Text block >>
Michael V. Lewis, Chairman and Chief Executive Officer of RealD commented, “Laura is the visionary leader responsible for establishing many of Williams-Sonoma’s growth strategies, including expansion of the Pottery Barn brand and launching the Pottery Barn Kids, Pottery Barn Bed + Bath, and PBteen brands.  Her proven expertise in brand management and marketing will provide valuable counsel to RealD as we further establish RealD’s brand as a global leader in visual technologies.”

 

“RealD is widely known for its premium visual experience in cinema and I see great potential applications for RealD technology across consumer electronics, retail and beyond,” said Alber. “I look forward to working with Michael, the other members of RealD’s Board of Directors and the senior management team to capitalize on the many growth opportunities ahead.”

 

Alber, who was appointed CEO in 2010, joined Williams-Sonoma in 1995 as a Senior Buyer for the Pottery Barn brand, and since that time, has held numerous brand management and executive leadership roles, including President, Williams-Sonoma, Inc.; President, Pottery Barn Brands; Executive Vice President, Pottery Barn Merchandising; and Senior Vice President, Pottery Barn Catalog and Pottery Barn Kids Retail.   Alber has led the company’s global expansion as well as its rapid growth and profitability in eCommerce by combining lifestyle brand merchandising with powerful, data driven analytics.

 

She received a B.A. in Psychology from the University of Pennsylvania.

 

Cautionary Note on Forward-Looking Statements

 

This press release includes forward-looking information and statements, including but not limited to: statements about RealD’s expectations regarding the changes in its board of directors and management team; statements concerning anticipated future financial and operating performance; RealD’s ability to continue to derive substantial revenue from the licensing of RealD’s 3D technologies for use in the

 



 

motion picture industry, as well as RealD’s relationships with consumer electronics manufacturers and its ability to generate substantial revenue from the licensing of RealD’s 3D technologies for use in the 3D consumer electronics market; 3D motion picture releases and conversions scheduled in the future, their commercial success and consumer preferences; our ability to increase the number of RealD-enabled screens in domestic and international markets and market share; our ability to supply our solutions to our customers on a timely basis; RealD’s relationships with its exhibitor and studio partners and the business model for 3D eyewear in North America; the progress, timing and amount of expenses associated with RealD’s research and development activities; market and industry trends, including growth in 3D content; RealD’s projected operating results; and competitive pressures in domestic and international markets. These statements are based on our management’s current expectations and beliefs, as well as a number of assumptions concerning future events. Such forward-looking statements are subject to known and unknown risks, uncertainties, assumptions and other important factors, many of which are outside management’s control that could cause actual results to differ materially from the results discussed in the forward-looking statements. RealD’s Annual Report on Form 10-K for the twelve months ended March 23, 2012, RealD’s Quarterly Report on Form 10-Q for the third fiscal quarter ended December 31, 2012 and other documents filed with the SEC include a more detailed discussion of the risks and uncertainties that may cause actual results to differ materially from the results discussed in the forward-looking statements.

Raw data >>
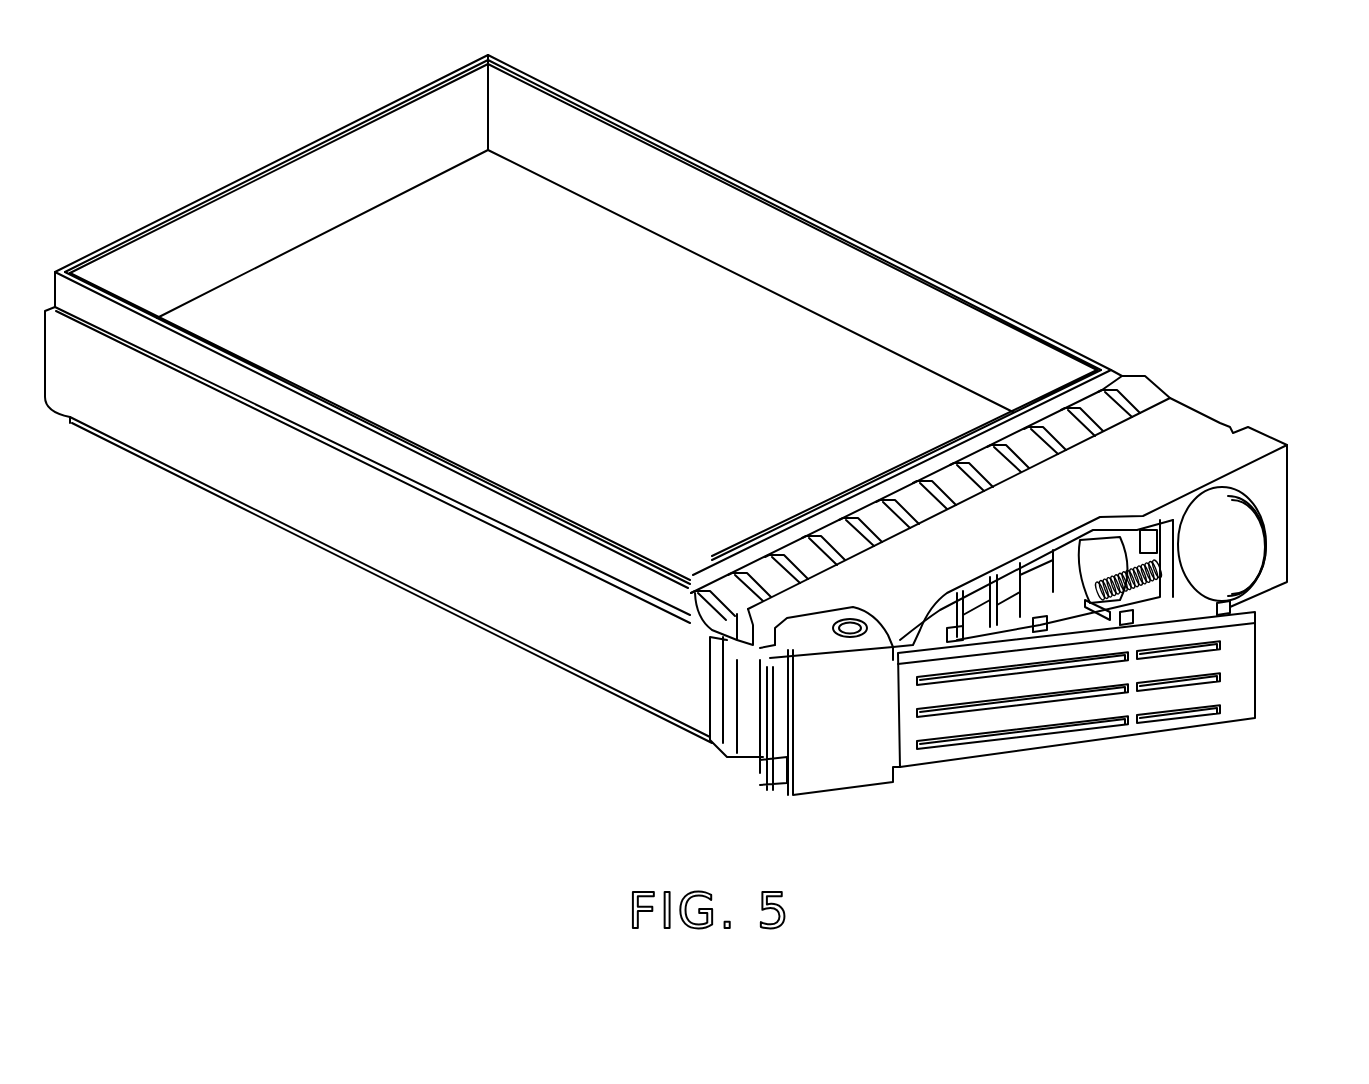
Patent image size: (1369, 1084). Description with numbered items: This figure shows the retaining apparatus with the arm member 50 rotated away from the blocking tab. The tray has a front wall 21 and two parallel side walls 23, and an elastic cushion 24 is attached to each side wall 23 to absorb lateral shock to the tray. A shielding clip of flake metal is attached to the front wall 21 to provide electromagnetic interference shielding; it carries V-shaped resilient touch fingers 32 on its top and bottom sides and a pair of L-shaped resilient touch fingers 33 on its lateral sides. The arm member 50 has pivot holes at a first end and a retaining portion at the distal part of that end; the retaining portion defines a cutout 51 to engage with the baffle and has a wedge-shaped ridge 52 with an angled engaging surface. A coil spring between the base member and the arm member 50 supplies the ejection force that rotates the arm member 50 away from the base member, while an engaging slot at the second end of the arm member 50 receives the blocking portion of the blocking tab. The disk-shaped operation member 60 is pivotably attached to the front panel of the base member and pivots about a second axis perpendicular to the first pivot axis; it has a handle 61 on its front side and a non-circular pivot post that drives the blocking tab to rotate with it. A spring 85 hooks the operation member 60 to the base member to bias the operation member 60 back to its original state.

Goal 1 >> Rewrite the part of the RealD press release that opens with the words containing "Alber, who was" and closes with "data driven analytics.", switching "Senior Buyer" to "Lead Buyer".
Goal 2 >>
Answer these from the RealD press release:
(a) In what year did Alber join Williams-Sonoma?
(b) What degree did Alber receive, and from which university?
(c) Who is the Chairman and Chief Executive Officer of RealD?
Goal 3 >> Can you carry the RealD press release on from its final sentence?

Response 1 >>
Alber, who was appointed CEO in 2010, joined Williams-Sonoma in 1995 as a Lead Buyer for the Pottery Barn brand, and since that time, has held numerous brand management and executive leadership roles, including President, Williams-Sonoma, Inc.; President, Pottery Barn Brands; Executive Vice President, Pottery Barn Merchandising; and Senior Vice President, Pottery Barn Catalog and Pottery Barn Kids Retail.   Alber has led the company’s global expansion as well as its rapid growth and profitability in eCommerce by combining lifestyle brand merchandising with powerful, data driven analytics.

Response 2 >>
(a) 1995
(b) A B.A. in Psychology from the University of Pennsylvania
(c) Michael V. Lewis

Response 3 >>
 

RealD undertakes no obligation to update publicly the information contained in this press release, or any forward-looking statements, to reflect new information, events or circumstances after the date they were made, or to reflect the occurrence of unanticipated events.

 

About RealD Inc.

 

RealD is a leading global licensor of 3D technologies. RealD’s extensive intellectual property portfolio is used in applications that enable a premium 3D viewing experience in the theater, the home and elsewhere. RealD licenses its RealD Cinema Systems to motion picture exhibitors that show 3D motion pictures and alternative 3D content. RealD also provides its RealD Display, active and passive eyewear, and RealD Format technologies to consumer electronics manufacturers and content producers and distributors to enable the delivery and viewing of 3D content. RealD’s cutting-edge technologies have been used for applications such as piloting the Mars Rover.

 

RealD was founded in 2003 and has offices in Beverly Hills, California; Boulder, Colorado; London, United Kingdom; Moscow, Russia; Shanghai, China; Hong Kong; and Tokyo, Japan. For more information, please visit our website at www.reald.com.

 

© 2013 RealD Inc. All Rights Reserved.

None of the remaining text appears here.